[Begin]

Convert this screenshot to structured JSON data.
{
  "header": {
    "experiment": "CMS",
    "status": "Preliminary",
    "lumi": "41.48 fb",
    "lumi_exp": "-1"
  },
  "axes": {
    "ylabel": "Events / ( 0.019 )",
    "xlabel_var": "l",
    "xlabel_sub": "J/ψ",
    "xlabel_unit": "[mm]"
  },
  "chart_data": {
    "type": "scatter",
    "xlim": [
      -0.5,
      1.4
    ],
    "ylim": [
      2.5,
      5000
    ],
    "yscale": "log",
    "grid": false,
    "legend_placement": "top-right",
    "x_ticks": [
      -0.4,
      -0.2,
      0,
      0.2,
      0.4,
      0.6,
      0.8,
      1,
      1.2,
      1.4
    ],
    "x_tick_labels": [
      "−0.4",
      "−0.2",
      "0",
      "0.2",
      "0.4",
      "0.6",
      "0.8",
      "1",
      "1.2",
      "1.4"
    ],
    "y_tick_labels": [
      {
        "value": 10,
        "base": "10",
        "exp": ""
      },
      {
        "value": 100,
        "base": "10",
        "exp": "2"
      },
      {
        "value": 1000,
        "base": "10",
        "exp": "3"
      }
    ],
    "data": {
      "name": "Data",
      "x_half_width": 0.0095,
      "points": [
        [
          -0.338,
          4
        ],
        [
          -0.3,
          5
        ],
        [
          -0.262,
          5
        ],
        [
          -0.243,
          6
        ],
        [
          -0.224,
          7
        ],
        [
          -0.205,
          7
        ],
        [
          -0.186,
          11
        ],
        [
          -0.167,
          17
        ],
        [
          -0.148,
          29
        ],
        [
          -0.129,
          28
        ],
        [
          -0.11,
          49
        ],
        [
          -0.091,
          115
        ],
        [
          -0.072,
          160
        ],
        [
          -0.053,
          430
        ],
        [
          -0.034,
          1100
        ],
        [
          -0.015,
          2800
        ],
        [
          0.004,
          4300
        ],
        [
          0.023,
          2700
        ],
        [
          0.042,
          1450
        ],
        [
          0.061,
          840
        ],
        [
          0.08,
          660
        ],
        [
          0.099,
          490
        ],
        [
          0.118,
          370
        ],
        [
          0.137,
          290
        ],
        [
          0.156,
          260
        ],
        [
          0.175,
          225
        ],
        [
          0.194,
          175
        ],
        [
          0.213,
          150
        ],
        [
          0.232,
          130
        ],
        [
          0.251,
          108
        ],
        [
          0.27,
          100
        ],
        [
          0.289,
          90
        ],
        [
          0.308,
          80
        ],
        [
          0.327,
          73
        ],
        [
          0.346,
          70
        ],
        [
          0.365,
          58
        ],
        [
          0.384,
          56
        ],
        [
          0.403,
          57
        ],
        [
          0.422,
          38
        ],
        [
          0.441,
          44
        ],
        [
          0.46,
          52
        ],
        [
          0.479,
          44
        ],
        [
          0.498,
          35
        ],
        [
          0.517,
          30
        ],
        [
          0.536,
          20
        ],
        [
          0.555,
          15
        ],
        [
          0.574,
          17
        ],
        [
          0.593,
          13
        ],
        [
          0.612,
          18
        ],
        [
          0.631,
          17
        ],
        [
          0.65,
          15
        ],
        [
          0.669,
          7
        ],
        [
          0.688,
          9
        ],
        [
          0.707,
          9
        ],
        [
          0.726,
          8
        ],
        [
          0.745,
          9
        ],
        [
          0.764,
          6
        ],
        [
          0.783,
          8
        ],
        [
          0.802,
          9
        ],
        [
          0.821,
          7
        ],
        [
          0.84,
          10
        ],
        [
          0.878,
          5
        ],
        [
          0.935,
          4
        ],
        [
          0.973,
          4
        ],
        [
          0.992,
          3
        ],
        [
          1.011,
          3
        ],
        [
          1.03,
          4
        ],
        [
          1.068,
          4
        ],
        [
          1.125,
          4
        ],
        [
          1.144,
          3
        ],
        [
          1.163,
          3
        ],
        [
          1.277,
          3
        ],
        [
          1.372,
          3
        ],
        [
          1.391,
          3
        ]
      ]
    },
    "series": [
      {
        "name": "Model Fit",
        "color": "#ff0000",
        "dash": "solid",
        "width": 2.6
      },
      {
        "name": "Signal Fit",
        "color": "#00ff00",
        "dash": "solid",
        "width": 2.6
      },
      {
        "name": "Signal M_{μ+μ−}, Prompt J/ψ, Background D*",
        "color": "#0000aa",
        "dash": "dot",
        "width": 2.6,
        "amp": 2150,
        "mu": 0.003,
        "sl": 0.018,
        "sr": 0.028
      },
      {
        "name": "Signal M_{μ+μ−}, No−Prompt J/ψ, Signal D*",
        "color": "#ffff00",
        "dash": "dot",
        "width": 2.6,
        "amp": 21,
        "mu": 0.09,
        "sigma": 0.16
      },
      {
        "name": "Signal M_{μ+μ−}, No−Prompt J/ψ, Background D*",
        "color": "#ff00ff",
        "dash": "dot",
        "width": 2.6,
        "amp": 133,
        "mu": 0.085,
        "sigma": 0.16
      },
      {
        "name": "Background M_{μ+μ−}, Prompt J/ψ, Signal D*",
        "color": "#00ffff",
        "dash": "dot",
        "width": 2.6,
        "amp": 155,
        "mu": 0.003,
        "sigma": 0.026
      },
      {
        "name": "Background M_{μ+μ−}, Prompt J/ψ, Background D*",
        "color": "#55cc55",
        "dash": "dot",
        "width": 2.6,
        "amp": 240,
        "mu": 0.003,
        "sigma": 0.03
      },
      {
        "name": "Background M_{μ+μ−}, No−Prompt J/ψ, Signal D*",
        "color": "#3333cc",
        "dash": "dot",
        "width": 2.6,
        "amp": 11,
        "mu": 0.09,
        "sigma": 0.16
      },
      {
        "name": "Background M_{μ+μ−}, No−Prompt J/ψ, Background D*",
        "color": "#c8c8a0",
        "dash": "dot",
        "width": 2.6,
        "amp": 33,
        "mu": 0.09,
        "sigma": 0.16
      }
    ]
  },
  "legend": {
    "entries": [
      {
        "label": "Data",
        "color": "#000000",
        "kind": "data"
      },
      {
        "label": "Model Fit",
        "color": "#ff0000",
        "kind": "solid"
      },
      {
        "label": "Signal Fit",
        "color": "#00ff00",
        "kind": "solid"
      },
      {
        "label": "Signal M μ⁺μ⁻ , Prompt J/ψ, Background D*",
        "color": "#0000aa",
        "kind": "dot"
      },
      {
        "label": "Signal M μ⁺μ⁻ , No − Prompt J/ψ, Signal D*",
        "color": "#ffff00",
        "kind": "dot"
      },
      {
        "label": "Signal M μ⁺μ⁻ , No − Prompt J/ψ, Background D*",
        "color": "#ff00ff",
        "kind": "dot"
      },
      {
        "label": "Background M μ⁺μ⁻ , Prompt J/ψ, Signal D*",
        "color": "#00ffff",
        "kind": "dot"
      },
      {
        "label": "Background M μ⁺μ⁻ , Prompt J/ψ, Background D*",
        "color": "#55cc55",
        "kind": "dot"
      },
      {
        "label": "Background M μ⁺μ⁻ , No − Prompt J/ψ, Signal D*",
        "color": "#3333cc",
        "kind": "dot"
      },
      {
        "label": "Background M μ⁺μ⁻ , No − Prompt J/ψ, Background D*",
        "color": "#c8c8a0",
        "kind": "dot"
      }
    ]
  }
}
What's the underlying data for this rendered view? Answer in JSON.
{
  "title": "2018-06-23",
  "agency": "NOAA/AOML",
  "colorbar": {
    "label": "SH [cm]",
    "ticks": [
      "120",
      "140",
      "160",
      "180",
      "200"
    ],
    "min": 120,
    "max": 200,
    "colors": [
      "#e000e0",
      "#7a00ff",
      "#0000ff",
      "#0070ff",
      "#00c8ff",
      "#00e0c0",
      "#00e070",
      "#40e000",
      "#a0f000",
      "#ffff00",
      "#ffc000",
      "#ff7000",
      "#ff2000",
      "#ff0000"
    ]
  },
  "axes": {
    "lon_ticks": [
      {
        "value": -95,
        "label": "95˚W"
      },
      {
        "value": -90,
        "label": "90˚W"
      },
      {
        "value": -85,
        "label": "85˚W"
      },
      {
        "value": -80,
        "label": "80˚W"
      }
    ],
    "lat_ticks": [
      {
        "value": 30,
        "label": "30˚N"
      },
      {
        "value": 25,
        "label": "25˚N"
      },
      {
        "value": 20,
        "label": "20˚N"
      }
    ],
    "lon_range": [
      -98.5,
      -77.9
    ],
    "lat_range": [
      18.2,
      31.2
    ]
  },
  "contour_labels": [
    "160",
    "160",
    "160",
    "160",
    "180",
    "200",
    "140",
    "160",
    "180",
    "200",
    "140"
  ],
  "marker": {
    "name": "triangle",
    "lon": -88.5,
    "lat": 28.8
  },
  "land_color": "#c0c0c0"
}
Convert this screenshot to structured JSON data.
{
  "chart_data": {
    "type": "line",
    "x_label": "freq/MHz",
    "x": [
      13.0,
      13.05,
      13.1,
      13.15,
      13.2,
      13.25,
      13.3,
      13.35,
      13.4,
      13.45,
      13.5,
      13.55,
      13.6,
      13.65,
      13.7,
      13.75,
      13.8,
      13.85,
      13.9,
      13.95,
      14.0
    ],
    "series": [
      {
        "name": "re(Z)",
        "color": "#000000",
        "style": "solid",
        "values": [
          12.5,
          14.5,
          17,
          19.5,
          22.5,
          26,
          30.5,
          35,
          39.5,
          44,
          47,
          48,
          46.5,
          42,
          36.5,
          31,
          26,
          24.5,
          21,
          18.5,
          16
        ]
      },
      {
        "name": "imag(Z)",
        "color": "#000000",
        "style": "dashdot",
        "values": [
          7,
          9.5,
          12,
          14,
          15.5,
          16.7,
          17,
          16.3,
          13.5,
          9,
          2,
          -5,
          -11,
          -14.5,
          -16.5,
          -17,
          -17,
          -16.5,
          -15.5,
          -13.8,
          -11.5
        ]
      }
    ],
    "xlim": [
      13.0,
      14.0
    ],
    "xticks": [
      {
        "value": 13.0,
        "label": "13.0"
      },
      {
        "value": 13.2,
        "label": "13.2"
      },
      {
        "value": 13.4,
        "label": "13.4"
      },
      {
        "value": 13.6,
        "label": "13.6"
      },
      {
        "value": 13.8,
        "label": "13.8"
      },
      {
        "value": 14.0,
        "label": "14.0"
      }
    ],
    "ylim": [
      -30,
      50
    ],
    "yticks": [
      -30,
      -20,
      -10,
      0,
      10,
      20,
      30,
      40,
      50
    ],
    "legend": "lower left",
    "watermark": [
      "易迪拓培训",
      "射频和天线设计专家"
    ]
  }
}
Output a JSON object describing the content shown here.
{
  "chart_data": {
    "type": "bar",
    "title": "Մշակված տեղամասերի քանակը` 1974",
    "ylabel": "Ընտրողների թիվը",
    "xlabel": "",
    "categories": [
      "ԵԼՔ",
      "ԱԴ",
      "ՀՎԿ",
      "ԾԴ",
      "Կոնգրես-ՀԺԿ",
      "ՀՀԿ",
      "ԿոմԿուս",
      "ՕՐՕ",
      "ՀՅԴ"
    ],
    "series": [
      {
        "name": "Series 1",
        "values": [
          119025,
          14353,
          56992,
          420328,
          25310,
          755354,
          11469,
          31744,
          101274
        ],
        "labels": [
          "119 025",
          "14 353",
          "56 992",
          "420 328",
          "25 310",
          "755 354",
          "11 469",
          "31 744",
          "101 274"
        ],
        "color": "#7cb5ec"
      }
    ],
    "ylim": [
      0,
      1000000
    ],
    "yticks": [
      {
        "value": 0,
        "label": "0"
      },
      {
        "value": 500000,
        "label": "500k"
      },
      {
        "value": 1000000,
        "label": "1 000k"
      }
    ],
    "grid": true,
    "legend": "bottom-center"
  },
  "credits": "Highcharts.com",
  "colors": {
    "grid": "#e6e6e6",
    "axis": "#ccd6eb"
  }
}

[End]

Return all lines containing "title".

## Result for this exercise
  "title": "2018-06-23",
    "title": "Մշակված տեղամասերի քանակը` 1974",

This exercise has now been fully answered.